[ENTRIES SHOWN]
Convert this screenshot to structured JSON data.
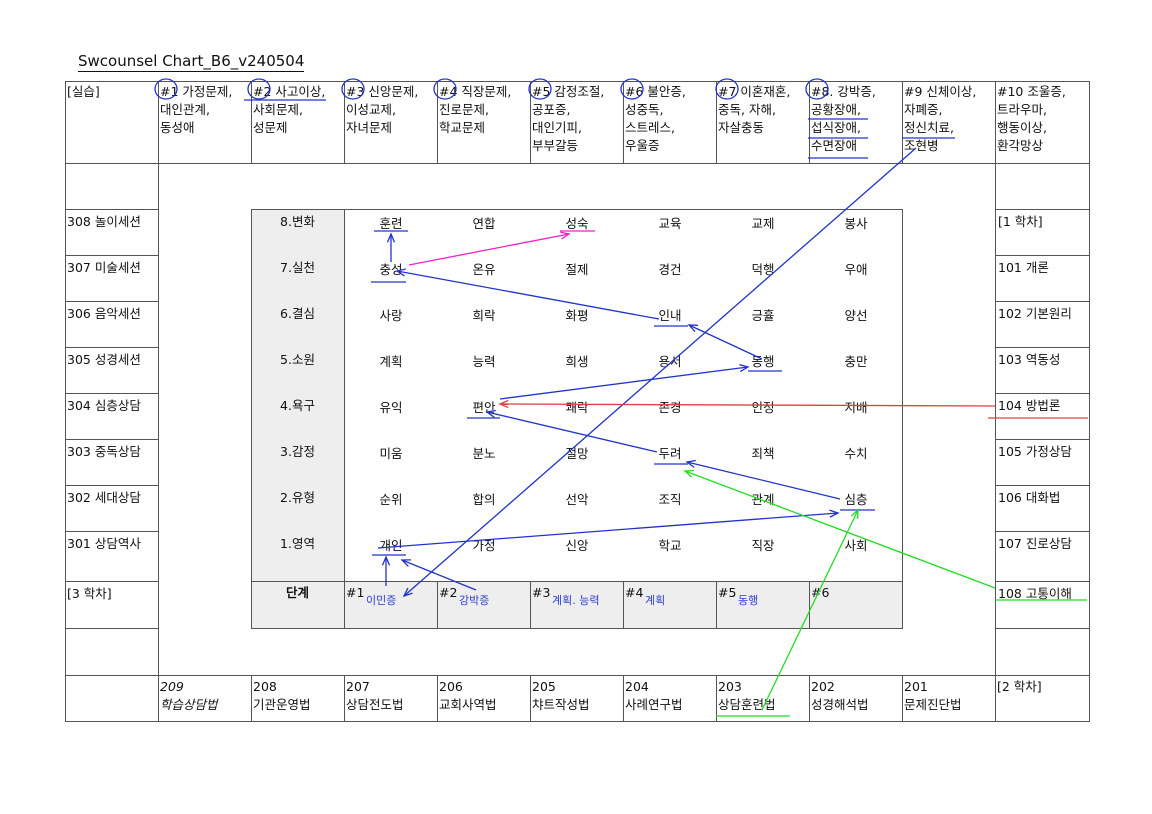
{
  "title": "Swcounsel Chart_B6_v240504",
  "top_row": [
    {
      "lines": [
        "[실습]"
      ]
    },
    {
      "lines": [
        "#1 가정문제,",
        "대인관계,",
        "동성애"
      ]
    },
    {
      "lines": [
        "#2 사고이상,",
        "사회문제,",
        "성문제"
      ]
    },
    {
      "lines": [
        "#3 신앙문제,",
        "이성교제,",
        "자녀문제"
      ]
    },
    {
      "lines": [
        "#4 직장문제,",
        "진로문제,",
        "학교문제"
      ]
    },
    {
      "lines": [
        "#5 감정조절,",
        "공포증,",
        "대인기피,",
        "부부갈등"
      ]
    },
    {
      "lines": [
        "#6 불안증,",
        "성중독,",
        "스트레스,",
        "우울증"
      ]
    },
    {
      "lines": [
        "#7 이혼재혼,",
        "중독, 자해,",
        "자살충동"
      ]
    },
    {
      "lines": [
        "#8. 강박증,",
        "공황장애,",
        "섭식장애,",
        "수면장애"
      ]
    },
    {
      "lines": [
        "#9 신체이상,",
        "자폐증,",
        "정신치료,",
        "조현병"
      ]
    },
    {
      "lines": [
        "#10 조울증,",
        "트라우마,",
        "행동이상,",
        "환각망상"
      ]
    }
  ],
  "left_col": [
    "308 놀이세션",
    "307 미술세션",
    "306 음악세션",
    "305 성경세션",
    "304 심층상담",
    "303 중독상담",
    "302 세대상담",
    "301 상담역사",
    "[3 학차]"
  ],
  "right_col": [
    "[1 학차]",
    "101 개론",
    "102 기본원리",
    "103 역동성",
    "104 방법론",
    "105 가정상담",
    "106 대화법",
    "107 진로상담",
    "108 고통이해"
  ],
  "bottom_row": [
    {
      "num": "209",
      "name": "학습상담법"
    },
    {
      "num": "208",
      "name": "기관운영법"
    },
    {
      "num": "207",
      "name": "상담전도법"
    },
    {
      "num": "206",
      "name": "교회사역법"
    },
    {
      "num": "205",
      "name": "챠트작성법"
    },
    {
      "num": "204",
      "name": "사례연구법"
    },
    {
      "num": "203",
      "name": "상담훈련법"
    },
    {
      "num": "202",
      "name": "성경해석법"
    },
    {
      "num": "201",
      "name": "문제진단법"
    },
    {
      "num": "[2 학차]",
      "name": ""
    }
  ],
  "stages": [
    {
      "label": "8.변화",
      "words": [
        "훈련",
        "연합",
        "성숙",
        "교육",
        "교제",
        "봉사"
      ]
    },
    {
      "label": "7.실천",
      "words": [
        "충성",
        "온유",
        "절제",
        "경건",
        "덕행",
        "우애"
      ]
    },
    {
      "label": "6.결심",
      "words": [
        "사랑",
        "희락",
        "화평",
        "인내",
        "긍휼",
        "양선"
      ]
    },
    {
      "label": "5.소원",
      "words": [
        "계획",
        "능력",
        "희생",
        "용서",
        "동행",
        "충만"
      ]
    },
    {
      "label": "4.욕구",
      "words": [
        "유익",
        "편안",
        "쾌락",
        "존경",
        "인정",
        "지배"
      ]
    },
    {
      "label": "3.감정",
      "words": [
        "미움",
        "분노",
        "절망",
        "두려",
        "죄책",
        "수치"
      ]
    },
    {
      "label": "2.유형",
      "words": [
        "순위",
        "합의",
        "선악",
        "조직",
        "관계",
        "심층"
      ]
    },
    {
      "label": "1.영역",
      "words": [
        "개인",
        "가정",
        "신앙",
        "학교",
        "직장",
        "사회"
      ]
    }
  ],
  "stage_header": "단계",
  "slots": [
    {
      "num": "#1",
      "note": "이민증"
    },
    {
      "num": "#2",
      "note": "강박증"
    },
    {
      "num": "#3",
      "note": "계획. 능력"
    },
    {
      "num": "#4",
      "note": "계획"
    },
    {
      "num": "#5",
      "note": "동행"
    },
    {
      "num": "#6",
      "note": ""
    }
  ],
  "colors": {
    "blue": "#2233cc",
    "red": "#e04040",
    "green": "#22dd22",
    "magenta": "#ee22cc"
  }
}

[EXERCISE DETAILS] Write out each entry exactly as given, omitting any picture.

[EXERCISE OUTPUT]
Convert this screenshot to structured JSON data.
{
  "title": "Swcounsel Chart_B6_v240504",
  "top_row": [
    {
      "lines": [
        "[실습]"
      ]
    },
    {
      "lines": [
        "#1 가정문제,",
        "대인관계,",
        "동성애"
      ]
    },
    {
      "lines": [
        "#2 사고이상,",
        "사회문제,",
        "성문제"
      ]
    },
    {
      "lines": [
        "#3 신앙문제,",
        "이성교제,",
        "자녀문제"
      ]
    },
    {
      "lines": [
        "#4 직장문제,",
        "진로문제,",
        "학교문제"
      ]
    },
    {
      "lines": [
        "#5 감정조절,",
        "공포증,",
        "대인기피,",
        "부부갈등"
      ]
    },
    {
      "lines": [
        "#6 불안증,",
        "성중독,",
        "스트레스,",
        "우울증"
      ]
    },
    {
      "lines": [
        "#7 이혼재혼,",
        "중독, 자해,",
        "자살충동"
      ]
    },
    {
      "lines": [
        "#8. 강박증,",
        "공황장애,",
        "섭식장애,",
        "수면장애"
      ]
    },
    {
      "lines": [
        "#9 신체이상,",
        "자폐증,",
        "정신치료,",
        "조현병"
      ]
    },
    {
      "lines": [
        "#10 조울증,",
        "트라우마,",
        "행동이상,",
        "환각망상"
      ]
    }
  ],
  "left_col": [
    "308 놀이세션",
    "307 미술세션",
    "306 음악세션",
    "305 성경세션",
    "304 심층상담",
    "303 중독상담",
    "302 세대상담",
    "301 상담역사",
    "[3 학차]"
  ],
  "right_col": [
    "[1 학차]",
    "101 개론",
    "102 기본원리",
    "103 역동성",
    "104 방법론",
    "105 가정상담",
    "106 대화법",
    "107 진로상담",
    "108 고통이해"
  ],
  "bottom_row": [
    {
      "num": "209",
      "name": "학습상담법"
    },
    {
      "num": "208",
      "name": "기관운영법"
    },
    {
      "num": "207",
      "name": "상담전도법"
    },
    {
      "num": "206",
      "name": "교회사역법"
    },
    {
      "num": "205",
      "name": "챠트작성법"
    },
    {
      "num": "204",
      "name": "사례연구법"
    },
    {
      "num": "203",
      "name": "상담훈련법"
    },
    {
      "num": "202",
      "name": "성경해석법"
    },
    {
      "num": "201",
      "name": "문제진단법"
    },
    {
      "num": "[2 학차]",
      "name": ""
    }
  ],
  "stages": [
    {
      "label": "8.변화",
      "words": [
        "훈련",
        "연합",
        "성숙",
        "교육",
        "교제",
        "봉사"
      ]
    },
    {
      "label": "7.실천",
      "words": [
        "충성",
        "온유",
        "절제",
        "경건",
        "덕행",
        "우애"
      ]
    },
    {
      "label": "6.결심",
      "words": [
        "사랑",
        "희락",
        "화평",
        "인내",
        "긍휼",
        "양선"
      ]
    },
    {
      "label": "5.소원",
      "words": [
        "계획",
        "능력",
        "희생",
        "용서",
        "동행",
        "충만"
      ]
    },
    {
      "label": "4.욕구",
      "words": [
        "유익",
        "편안",
        "쾌락",
        "존경",
        "인정",
        "지배"
      ]
    },
    {
      "label": "3.감정",
      "words": [
        "미움",
        "분노",
        "절망",
        "두려",
        "죄책",
        "수치"
      ]
    },
    {
      "label": "2.유형",
      "words": [
        "순위",
        "합의",
        "선악",
        "조직",
        "관계",
        "심층"
      ]
    },
    {
      "label": "1.영역",
      "words": [
        "개인",
        "가정",
        "신앙",
        "학교",
        "직장",
        "사회"
      ]
    }
  ],
  "stage_header": "단계",
  "slots": [
    {
      "num": "#1",
      "note": "이민증"
    },
    {
      "num": "#2",
      "note": "강박증"
    },
    {
      "num": "#3",
      "note": "계획. 능력"
    },
    {
      "num": "#4",
      "note": "계획"
    },
    {
      "num": "#5",
      "note": "동행"
    },
    {
      "num": "#6",
      "note": ""
    }
  ],
  "colors": {
    "blue": "#2233cc",
    "red": "#e04040",
    "green": "#22dd22",
    "magenta": "#ee22cc"
  }
}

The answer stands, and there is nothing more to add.